### Work to be completed
Print every line of the data below unchanged, leaving out the pictures.

### Collected data
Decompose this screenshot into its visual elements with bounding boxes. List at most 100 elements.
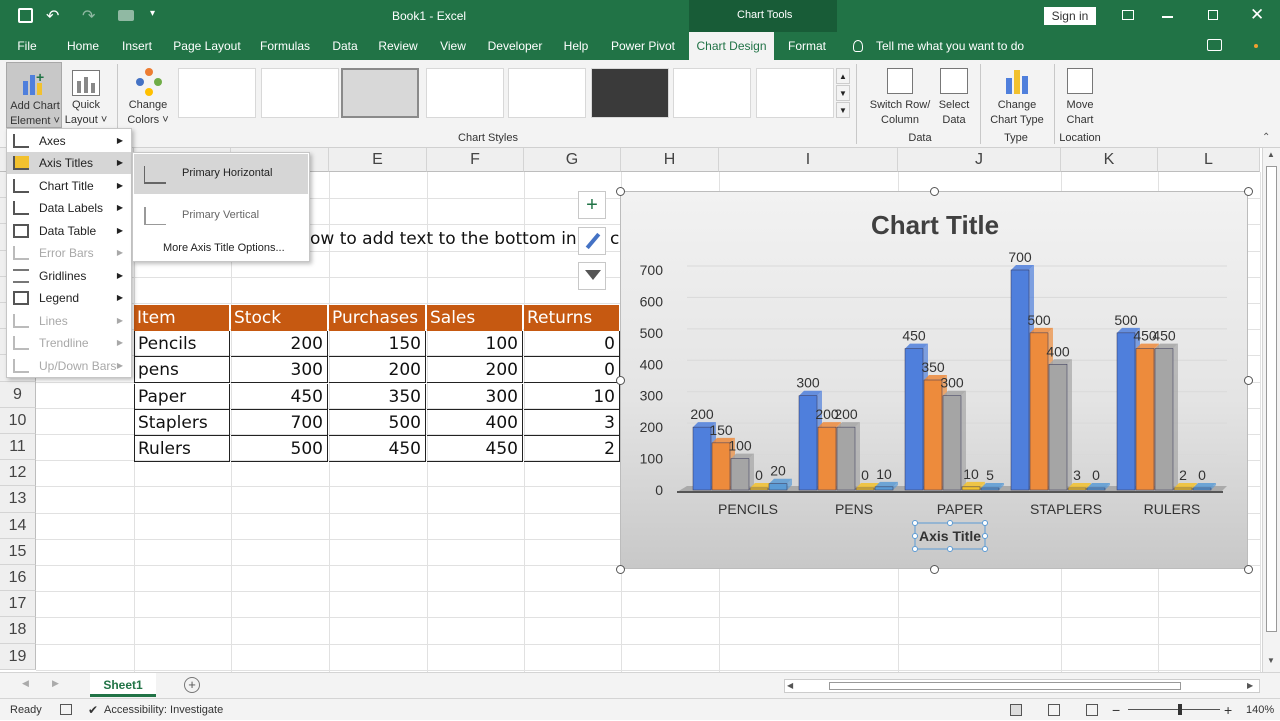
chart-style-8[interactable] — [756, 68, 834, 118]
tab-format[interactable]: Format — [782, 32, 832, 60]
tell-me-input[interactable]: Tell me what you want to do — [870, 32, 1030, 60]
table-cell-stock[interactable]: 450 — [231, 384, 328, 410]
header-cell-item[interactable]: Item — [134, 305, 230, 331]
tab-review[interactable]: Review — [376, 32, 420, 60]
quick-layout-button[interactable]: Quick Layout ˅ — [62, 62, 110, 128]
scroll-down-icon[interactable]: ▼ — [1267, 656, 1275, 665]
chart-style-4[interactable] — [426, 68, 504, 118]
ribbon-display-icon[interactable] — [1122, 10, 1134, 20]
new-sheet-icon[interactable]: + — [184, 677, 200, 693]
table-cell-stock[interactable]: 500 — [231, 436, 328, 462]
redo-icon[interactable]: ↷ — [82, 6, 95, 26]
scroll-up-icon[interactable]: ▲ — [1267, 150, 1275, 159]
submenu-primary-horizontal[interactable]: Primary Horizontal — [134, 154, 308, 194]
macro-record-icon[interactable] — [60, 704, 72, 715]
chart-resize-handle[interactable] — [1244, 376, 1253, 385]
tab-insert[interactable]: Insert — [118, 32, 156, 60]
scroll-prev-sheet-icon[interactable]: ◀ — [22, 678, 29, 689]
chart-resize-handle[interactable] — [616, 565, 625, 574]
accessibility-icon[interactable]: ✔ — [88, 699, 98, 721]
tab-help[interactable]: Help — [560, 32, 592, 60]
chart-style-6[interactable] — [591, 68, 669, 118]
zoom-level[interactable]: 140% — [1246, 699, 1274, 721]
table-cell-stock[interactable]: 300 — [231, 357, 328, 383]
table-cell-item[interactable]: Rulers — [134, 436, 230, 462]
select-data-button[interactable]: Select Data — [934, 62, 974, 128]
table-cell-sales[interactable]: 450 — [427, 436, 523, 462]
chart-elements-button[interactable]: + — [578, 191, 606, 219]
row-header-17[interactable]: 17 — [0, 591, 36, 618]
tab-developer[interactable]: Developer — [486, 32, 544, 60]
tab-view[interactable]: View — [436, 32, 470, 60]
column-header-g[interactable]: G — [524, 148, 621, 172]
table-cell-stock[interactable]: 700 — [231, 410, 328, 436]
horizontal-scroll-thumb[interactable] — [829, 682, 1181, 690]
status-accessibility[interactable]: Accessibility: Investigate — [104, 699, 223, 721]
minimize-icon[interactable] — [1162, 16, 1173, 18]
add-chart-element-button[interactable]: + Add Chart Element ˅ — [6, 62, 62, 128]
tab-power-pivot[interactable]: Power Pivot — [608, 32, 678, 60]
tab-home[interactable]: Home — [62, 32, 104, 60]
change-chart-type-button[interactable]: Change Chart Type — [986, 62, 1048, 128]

### Expected output
Decompose this screenshot into its visual elements with bounding boxes. List at most 100 elements.
chart-style-8[interactable] — [756, 68, 834, 118]
tab-format[interactable]: Format — [782, 32, 832, 60]
tell-me-input[interactable]: Tell me what you want to do — [870, 32, 1030, 60]
table-cell-stock[interactable]: 450 — [231, 384, 328, 410]
header-cell-item[interactable]: Item — [134, 305, 230, 331]
tab-review[interactable]: Review — [376, 32, 420, 60]
quick-layout-button[interactable]: Quick Layout ˅ — [62, 62, 110, 128]
scroll-down-icon[interactable]: ▼ — [1267, 656, 1275, 665]
chart-style-4[interactable] — [426, 68, 504, 118]
ribbon-display-icon[interactable] — [1122, 10, 1134, 20]
new-sheet-icon[interactable]: + — [184, 677, 200, 693]
table-cell-stock[interactable]: 500 — [231, 436, 328, 462]
redo-icon[interactable]: ↷ — [82, 6, 95, 26]
scroll-up-icon[interactable]: ▲ — [1267, 150, 1275, 159]
submenu-primary-horizontal[interactable]: Primary Horizontal — [134, 154, 308, 194]
macro-record-icon[interactable] — [60, 704, 72, 715]
chart-resize-handle[interactable] — [1244, 376, 1253, 385]
tab-insert[interactable]: Insert — [118, 32, 156, 60]
scroll-prev-sheet-icon[interactable]: ◀ — [22, 678, 29, 689]
chart-resize-handle[interactable] — [616, 565, 625, 574]
accessibility-icon[interactable]: ✔ — [88, 699, 98, 721]
tab-help[interactable]: Help — [560, 32, 592, 60]
chart-style-6[interactable] — [591, 68, 669, 118]
zoom-level[interactable]: 140% — [1246, 699, 1274, 721]
table-cell-stock[interactable]: 300 — [231, 357, 328, 383]
table-cell-item[interactable]: Rulers — [134, 436, 230, 462]
select-data-button[interactable]: Select Data — [934, 62, 974, 128]
table-cell-sales[interactable]: 450 — [427, 436, 523, 462]
chart-elements-button[interactable]: + — [578, 191, 606, 219]
row-header-17[interactable]: 17 — [0, 591, 36, 618]
tab-developer[interactable]: Developer — [486, 32, 544, 60]
tab-view[interactable]: View — [436, 32, 470, 60]
column-header-g[interactable]: G — [524, 148, 621, 172]
table-cell-stock[interactable]: 700 — [231, 410, 328, 436]
horizontal-scroll-thumb[interactable] — [829, 682, 1181, 690]
status-accessibility[interactable]: Accessibility: Investigate — [104, 699, 223, 721]
minimize-icon[interactable] — [1162, 16, 1173, 18]
add-chart-element-button[interactable]: + Add Chart Element ˅ — [6, 62, 62, 128]
tab-power-pivot[interactable]: Power Pivot — [608, 32, 678, 60]
tab-home[interactable]: Home — [62, 32, 104, 60]
change-chart-type-button[interactable]: Change Chart Type — [986, 62, 1048, 128]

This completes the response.